→ THE DATA:

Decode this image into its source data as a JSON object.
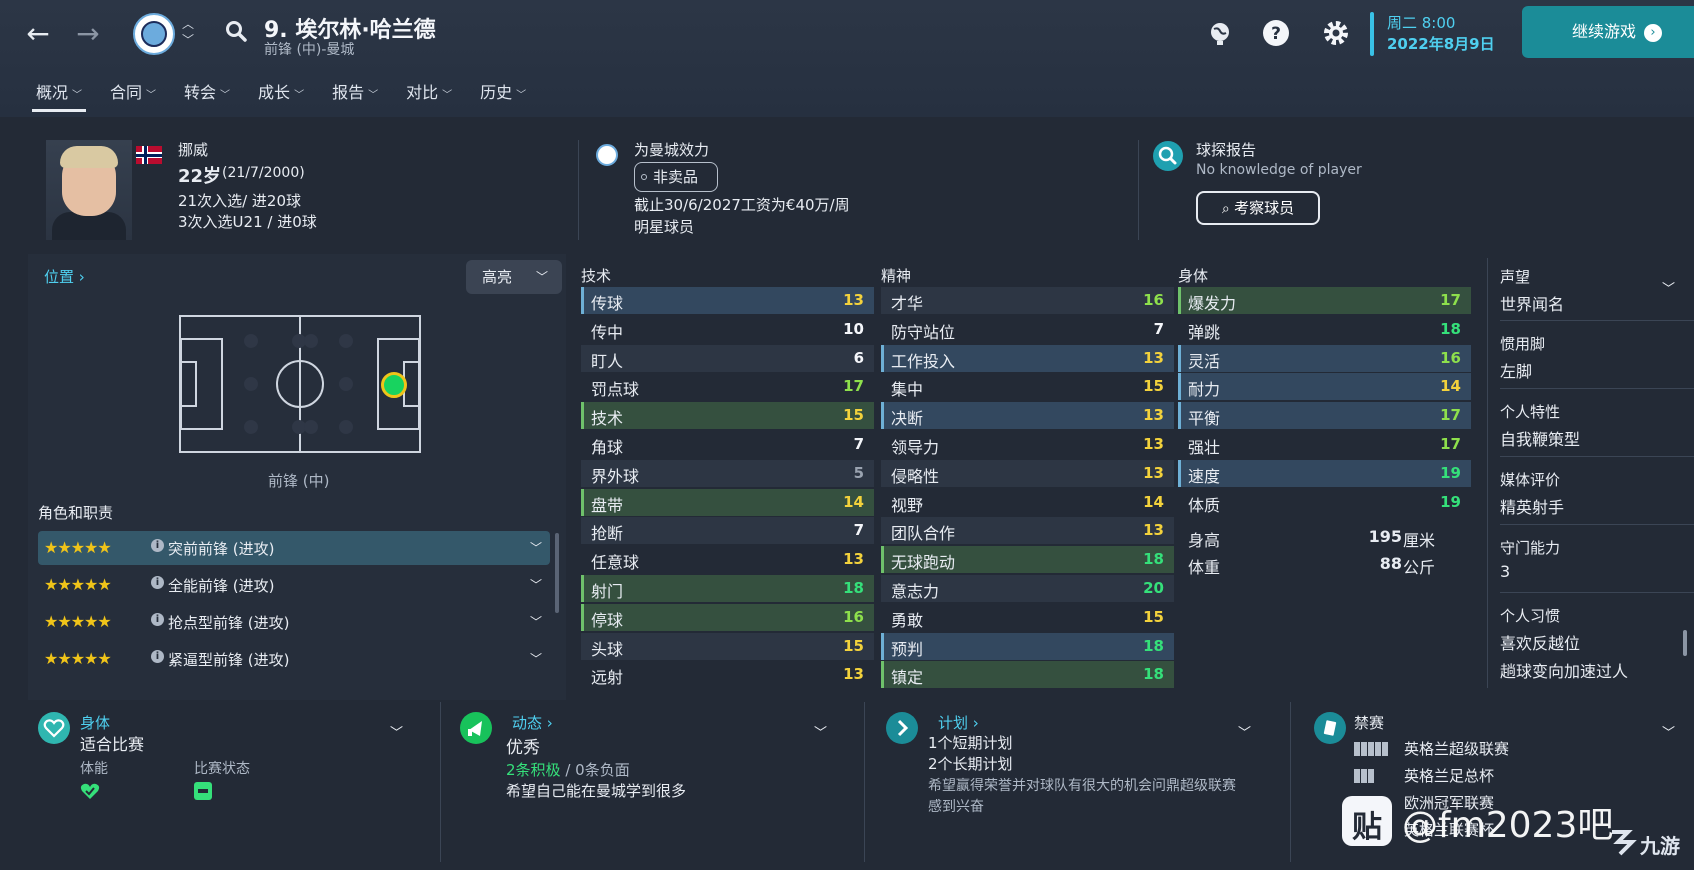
{
  "header": {
    "player_title": "9. 埃尔林·哈兰德",
    "player_subtitle": "前锋 (中)-曼城",
    "date_line1": "周二 8:00",
    "date_line2": "2022年8月9日",
    "continue_label": "继续游戏"
  },
  "menu": [
    {
      "label": "概况",
      "active": true
    },
    {
      "label": "合同"
    },
    {
      "label": "转会"
    },
    {
      "label": "成长"
    },
    {
      "label": "报告"
    },
    {
      "label": "对比"
    },
    {
      "label": "历史"
    }
  ],
  "profile": {
    "nation": "挪威",
    "age": "22岁",
    "dob": "(21/7/2000)",
    "caps": "21次入选/ 进20球",
    "u21": "3次入选U21 / 进0球"
  },
  "club": {
    "plays_for": "为曼城效力",
    "status": "非卖品",
    "contract": "截止30/6/2027工资为€40万/周",
    "type": "明星球员"
  },
  "scout": {
    "title": "球探报告",
    "subtitle": "No knowledge of player",
    "button": "考察球员"
  },
  "position": {
    "link": "位置",
    "highlight": "高亮",
    "label": "前锋 (中)"
  },
  "roles": {
    "title": "角色和职责",
    "items": [
      {
        "name": "突前前锋 (进攻)",
        "stars": "★★★★★",
        "selected": true
      },
      {
        "name": "全能前锋 (进攻)",
        "stars": "★★★★★"
      },
      {
        "name": "抢点型前锋 (进攻)",
        "stars": "★★★★★"
      },
      {
        "name": "紧逼型前锋 (进攻)",
        "stars": "★★★★★"
      }
    ]
  },
  "attributes": {
    "technical": {
      "title": "技术",
      "items": [
        {
          "name": "传球",
          "value": "13",
          "hl": "blue"
        },
        {
          "name": "传中",
          "value": "10"
        },
        {
          "name": "盯人",
          "value": "6"
        },
        {
          "name": "罚点球",
          "value": "17"
        },
        {
          "name": "技术",
          "value": "15",
          "hl": "green"
        },
        {
          "name": "角球",
          "value": "7"
        },
        {
          "name": "界外球",
          "value": "5"
        },
        {
          "name": "盘带",
          "value": "14",
          "hl": "green"
        },
        {
          "name": "抢断",
          "value": "7"
        },
        {
          "name": "任意球",
          "value": "13"
        },
        {
          "name": "射门",
          "value": "18",
          "hl": "green"
        },
        {
          "name": "停球",
          "value": "16",
          "hl": "green"
        },
        {
          "name": "头球",
          "value": "15"
        },
        {
          "name": "远射",
          "value": "13"
        }
      ]
    },
    "mental": {
      "title": "精神",
      "items": [
        {
          "name": "才华",
          "value": "16"
        },
        {
          "name": "防守站位",
          "value": "7"
        },
        {
          "name": "工作投入",
          "value": "13",
          "hl": "blue"
        },
        {
          "name": "集中",
          "value": "15"
        },
        {
          "name": "决断",
          "value": "13",
          "hl": "blue"
        },
        {
          "name": "领导力",
          "value": "13"
        },
        {
          "name": "侵略性",
          "value": "13"
        },
        {
          "name": "视野",
          "value": "14"
        },
        {
          "name": "团队合作",
          "value": "13"
        },
        {
          "name": "无球跑动",
          "value": "18",
          "hl": "green"
        },
        {
          "name": "意志力",
          "value": "20"
        },
        {
          "name": "勇敢",
          "value": "15"
        },
        {
          "name": "预判",
          "value": "18",
          "hl": "blue"
        },
        {
          "name": "镇定",
          "value": "18",
          "hl": "green"
        }
      ]
    },
    "physical": {
      "title": "身体",
      "items": [
        {
          "name": "爆发力",
          "value": "17",
          "hl": "green"
        },
        {
          "name": "弹跳",
          "value": "18"
        },
        {
          "name": "灵活",
          "value": "16",
          "hl": "blue"
        },
        {
          "name": "耐力",
          "value": "14",
          "hl": "blue"
        },
        {
          "name": "平衡",
          "value": "17",
          "hl": "blue"
        },
        {
          "name": "强壮",
          "value": "17"
        },
        {
          "name": "速度",
          "value": "19",
          "hl": "blue"
        },
        {
          "name": "体质",
          "value": "19"
        }
      ],
      "height_label": "身高",
      "height_num": "195",
      "height_unit": "厘米",
      "weight_label": "体重",
      "weight_num": "88",
      "weight_unit": "公斤"
    }
  },
  "side": {
    "reputation_label": "声望",
    "reputation": "世界闻名",
    "foot_label": "惯用脚",
    "foot": "左脚",
    "trait_label": "个人特性",
    "trait": "自我鞭策型",
    "media_label": "媒体评价",
    "media": "精英射手",
    "gk_label": "守门能力",
    "gk": "3",
    "habits_label": "个人习惯",
    "habit1": "喜欢反越位",
    "habit2": "趟球变向加速过人"
  },
  "bottom": {
    "body_title": "身体",
    "body_status": "适合比赛",
    "fitness_label": "体能",
    "match_label": "比赛状态",
    "dyn_title": "动态",
    "dyn_status": "优秀",
    "positive": "2条积极",
    "separator": "/",
    "negative": "0条负面",
    "dyn_desc": "希望自己能在曼城学到很多",
    "plan_title": "计划",
    "plan_short": "1个短期计划",
    "plan_long": "2个长期计划",
    "plan_desc1": "希望赢得荣誉并对球队有很大的机会问鼎超级联赛",
    "plan_desc2": "感到兴奋",
    "ban_title": "禁赛",
    "comp1": "英格兰超级联赛",
    "comp2": "英格兰足总杯",
    "comp3": "欧洲冠军联赛",
    "comp4": "英格兰联赛杯"
  },
  "watermark": {
    "text": "@fm2023吧",
    "brand": "九游"
  },
  "colors": {
    "accent": "#4fd0f0",
    "continue_bg": "#1b8c98",
    "star": "#f0c419",
    "high_value": "#35e07a"
  }
}
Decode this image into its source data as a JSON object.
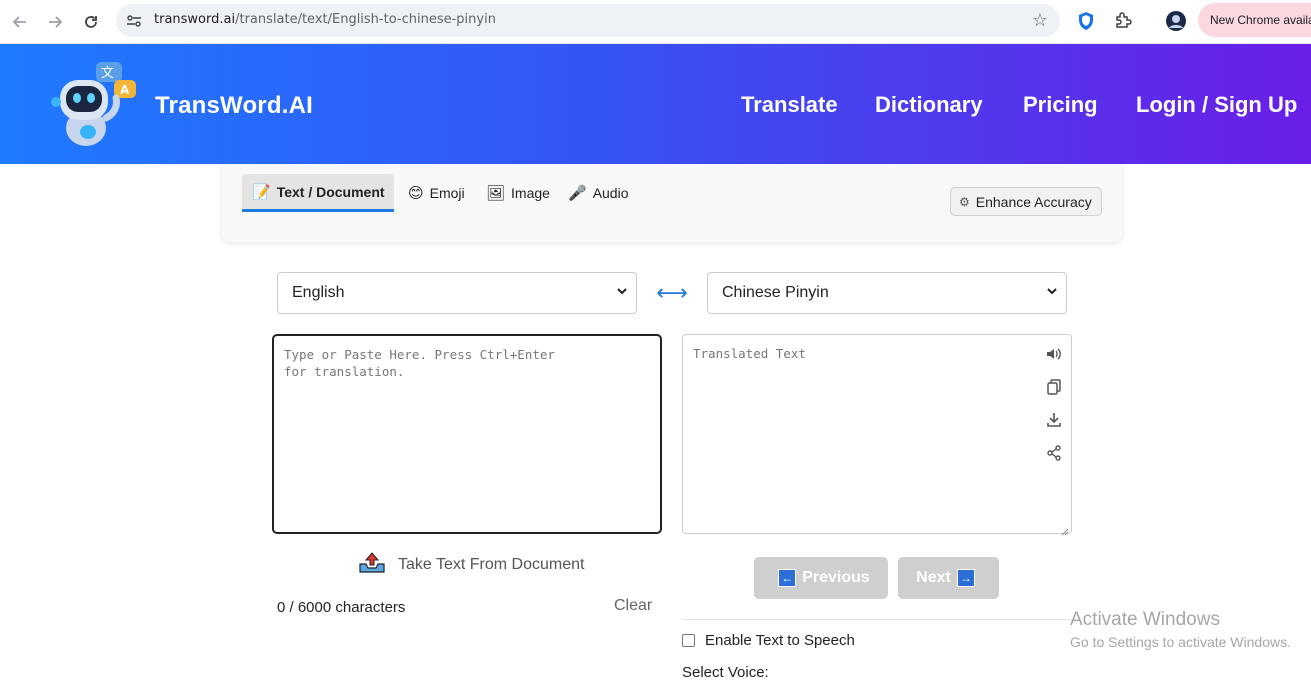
{
  "browser": {
    "url_domain": "transword.ai",
    "url_path": "/translate/text/English-to-chinese-pinyin",
    "chrome_pill": "New Chrome available",
    "icons": [
      "back-icon",
      "forward-icon",
      "reload-icon",
      "site-info-icon",
      "bookmark-star-icon",
      "shield-extension-icon",
      "extensions-puzzle-icon",
      "profile-avatar-icon"
    ]
  },
  "header": {
    "brand": "TransWord.AI",
    "nav": {
      "translate": "Translate",
      "dictionary": "Dictionary",
      "pricing": "Pricing",
      "login": "Login / Sign Up"
    },
    "gradient": [
      "#1e7bff",
      "#6a1ee6"
    ]
  },
  "tabs": {
    "text": "Text / Document",
    "emoji": "Emoji",
    "image": "Image",
    "audio": "Audio",
    "enhance": "Enhance Accuracy"
  },
  "languages": {
    "source": "English",
    "target": "Chinese Pinyin",
    "swap_symbol": "⟷"
  },
  "source": {
    "placeholder": "Type or Paste Here. Press Ctrl+Enter for translation.",
    "take_from_document": "Take Text From Document",
    "char_count": "0 / 6000 characters",
    "clear": "Clear"
  },
  "target": {
    "placeholder": "Translated Text",
    "icons": [
      "speaker-icon",
      "copy-icon",
      "download-icon",
      "share-icon"
    ]
  },
  "pager": {
    "previous": "Previous",
    "next": "Next"
  },
  "tts": {
    "enable_label": "Enable Text to Speech",
    "voice_label": "Select Voice:"
  },
  "watermark": {
    "title": "Activate Windows",
    "subtitle": "Go to Settings to activate Windows."
  }
}
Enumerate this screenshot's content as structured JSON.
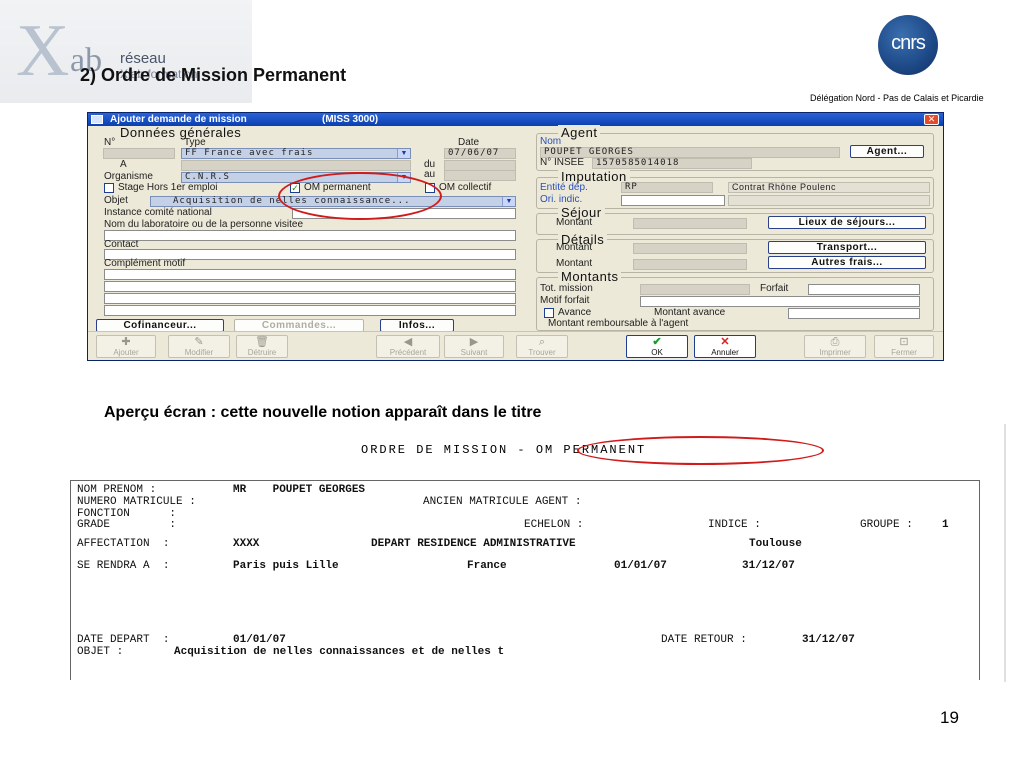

→ WORK INSTRUCTIONS:
Transcribe the material exactly, and leave out whatever pictures it holds.

→ FULL OUTPUT:
Decode this image into its source data as a JSON object.
{
  "header": {
    "player_title": "9. 埃尔林·哈兰德",
    "player_subtitle": "前锋 (中)-曼城",
    "date_line1": "周二 8:00",
    "date_line2": "2022年8月9日",
    "continue_label": "继续游戏"
  },
  "menu": [
    {
      "label": "概况",
      "active": true
    },
    {
      "label": "合同"
    },
    {
      "label": "转会"
    },
    {
      "label": "成长"
    },
    {
      "label": "报告"
    },
    {
      "label": "对比"
    },
    {
      "label": "历史"
    }
  ],
  "profile": {
    "nation": "挪威",
    "age": "22岁",
    "dob": "(21/7/2000)",
    "caps": "21次入选/ 进20球",
    "u21": "3次入选U21 / 进0球"
  },
  "club": {
    "plays_for": "为曼城效力",
    "status": "非卖品",
    "contract": "截止30/6/2027工资为€40万/周",
    "type": "明星球员"
  },
  "scout": {
    "title": "球探报告",
    "subtitle": "No knowledge of player",
    "button": "考察球员"
  },
  "position": {
    "link": "位置",
    "highlight": "高亮",
    "label": "前锋 (中)"
  },
  "roles": {
    "title": "角色和职责",
    "items": [
      {
        "name": "突前前锋 (进攻)",
        "stars": "★★★★★",
        "selected": true
      },
      {
        "name": "全能前锋 (进攻)",
        "stars": "★★★★★"
      },
      {
        "name": "抢点型前锋 (进攻)",
        "stars": "★★★★★"
      },
      {
        "name": "紧逼型前锋 (进攻)",
        "stars": "★★★★★"
      }
    ]
  },
  "attributes": {
    "technical": {
      "title": "技术",
      "items": [
        {
          "name": "传球",
          "value": "13",
          "hl": "blue"
        },
        {
          "name": "传中",
          "value": "10"
        },
        {
          "name": "盯人",
          "value": "6"
        },
        {
          "name": "罚点球",
          "value": "17"
        },
        {
          "name": "技术",
          "value": "15",
          "hl": "green"
        },
        {
          "name": "角球",
          "value": "7"
        },
        {
          "name": "界外球",
          "value": "5"
        },
        {
          "name": "盘带",
          "value": "14",
          "hl": "green"
        },
        {
          "name": "抢断",
          "value": "7"
        },
        {
          "name": "任意球",
          "value": "13"
        },
        {
          "name": "射门",
          "value": "18",
          "hl": "green"
        },
        {
          "name": "停球",
          "value": "16",
          "hl": "green"
        },
        {
          "name": "头球",
          "value": "15"
        },
        {
          "name": "远射",
          "value": "13"
        }
      ]
    },
    "mental": {
      "title": "精神",
      "items": [
        {
          "name": "才华",
          "value": "16"
        },
        {
          "name": "防守站位",
          "value": "7"
        },
        {
          "name": "工作投入",
          "value": "13",
          "hl": "blue"
        },
        {
          "name": "集中",
          "value": "15"
        },
        {
          "name": "决断",
          "value": "13",
          "hl": "blue"
        },
        {
          "name": "领导力",
          "value": "13"
        },
        {
          "name": "侵略性",
          "value": "13"
        },
        {
          "name": "视野",
          "value": "14"
        },
        {
          "name": "团队合作",
          "value": "13"
        },
        {
          "name": "无球跑动",
          "value": "18",
          "hl": "green"
        },
        {
          "name": "意志力",
          "value": "20"
        },
        {
          "name": "勇敢",
          "value": "15"
        },
        {
          "name": "预判",
          "value": "18",
          "hl": "blue"
        },
        {
          "name": "镇定",
          "value": "18",
          "hl": "green"
        }
      ]
    },
    "physical": {
      "title": "身体",
      "items": [
        {
          "name": "爆发力",
          "value": "17",
          "hl": "green"
        },
        {
          "name": "弹跳",
          "value": "18"
        },
        {
          "name": "灵活",
          "value": "16",
          "hl": "blue"
        },
        {
          "name": "耐力",
          "value": "14",
          "hl": "blue"
        },
        {
          "name": "平衡",
          "value": "17",
          "hl": "blue"
        },
        {
          "name": "强壮",
          "value": "17"
        },
        {
          "name": "速度",
          "value": "19",
          "hl": "blue"
        },
        {
          "name": "体质",
          "value": "19"
        }
      ],
      "height_label": "身高",
      "height_num": "195",
      "height_unit": "厘米",
      "weight_label": "体重",
      "weight_num": "88",
      "weight_unit": "公斤"
    }
  },
  "side": {
    "reputation_label": "声望",
    "reputation": "世界闻名",
    "foot_label": "惯用脚",
    "foot": "左脚",
    "trait_label": "个人特性",
    "trait": "自我鞭策型",
    "media_label": "媒体评价",
    "media": "精英射手",
    "gk_label": "守门能力",
    "gk": "3",
    "habits_label": "个人习惯",
    "habit1": "喜欢反越位",
    "habit2": "趟球变向加速过人"
  },
  "bottom": {
    "body_title": "身体",
    "body_status": "适合比赛",
    "fitness_label": "体能",
    "match_label": "比赛状态",
    "dyn_title": "动态",
    "dyn_status": "优秀",
    "positive": "2条积极",
    "separator": "/",
    "negative": "0条负面",
    "dyn_desc": "希望自己能在曼城学到很多",
    "plan_title": "计划",
    "plan_short": "1个短期计划",
    "plan_long": "2个长期计划",
    "plan_desc1": "希望赢得荣誉并对球队有很大的机会问鼎超级联赛",
    "plan_desc2": "感到兴奋",
    "ban_title": "禁赛",
    "comp1": "英格兰超级联赛",
    "comp2": "英格兰足总杯",
    "comp3": "欧洲冠军联赛",
    "comp4": "英格兰联赛杯"
  },
  "watermark": {
    "text": "@fm2023吧",
    "brand": "九游"
  },
  "colors": {
    "accent": "#4fd0f0",
    "continue_bg": "#1b8c98",
    "star": "#f0c419",
    "high_value": "#35e07a"
  }
}
Decode this image into its source data as a JSON object.
{
  "browser": {
    "url_domain": "transword.ai",
    "url_path": "/translate/text/English-to-chinese-pinyin",
    "chrome_pill": "New Chrome available",
    "icons": [
      "back-icon",
      "forward-icon",
      "reload-icon",
      "site-info-icon",
      "bookmark-star-icon",
      "shield-extension-icon",
      "extensions-puzzle-icon",
      "profile-avatar-icon"
    ]
  },
  "header": {
    "brand": "TransWord.AI",
    "nav": {
      "translate": "Translate",
      "dictionary": "Dictionary",
      "pricing": "Pricing",
      "login": "Login / Sign Up"
    },
    "gradient": [
      "#1e7bff",
      "#6a1ee6"
    ]
  },
  "tabs": {
    "text": "Text / Document",
    "emoji": "Emoji",
    "image": "Image",
    "audio": "Audio",
    "enhance": "Enhance Accuracy"
  },
  "languages": {
    "source": "English",
    "target": "Chinese Pinyin",
    "swap_symbol": "⟷"
  },
  "source": {
    "placeholder": "Type or Paste Here. Press Ctrl+Enter for translation.",
    "take_from_document": "Take Text From Document",
    "char_count": "0 / 6000 characters",
    "clear": "Clear"
  },
  "target": {
    "placeholder": "Translated Text",
    "icons": [
      "speaker-icon",
      "copy-icon",
      "download-icon",
      "share-icon"
    ]
  },
  "pager": {
    "previous": "Previous",
    "next": "Next"
  },
  "tts": {
    "enable_label": "Enable Text to Speech",
    "voice_label": "Select Voice:"
  },
  "watermark": {
    "title": "Activate Windows",
    "subtitle": "Go to Settings to activate Windows."
  }
}
Enumerate this screenshot's content as structured JSON.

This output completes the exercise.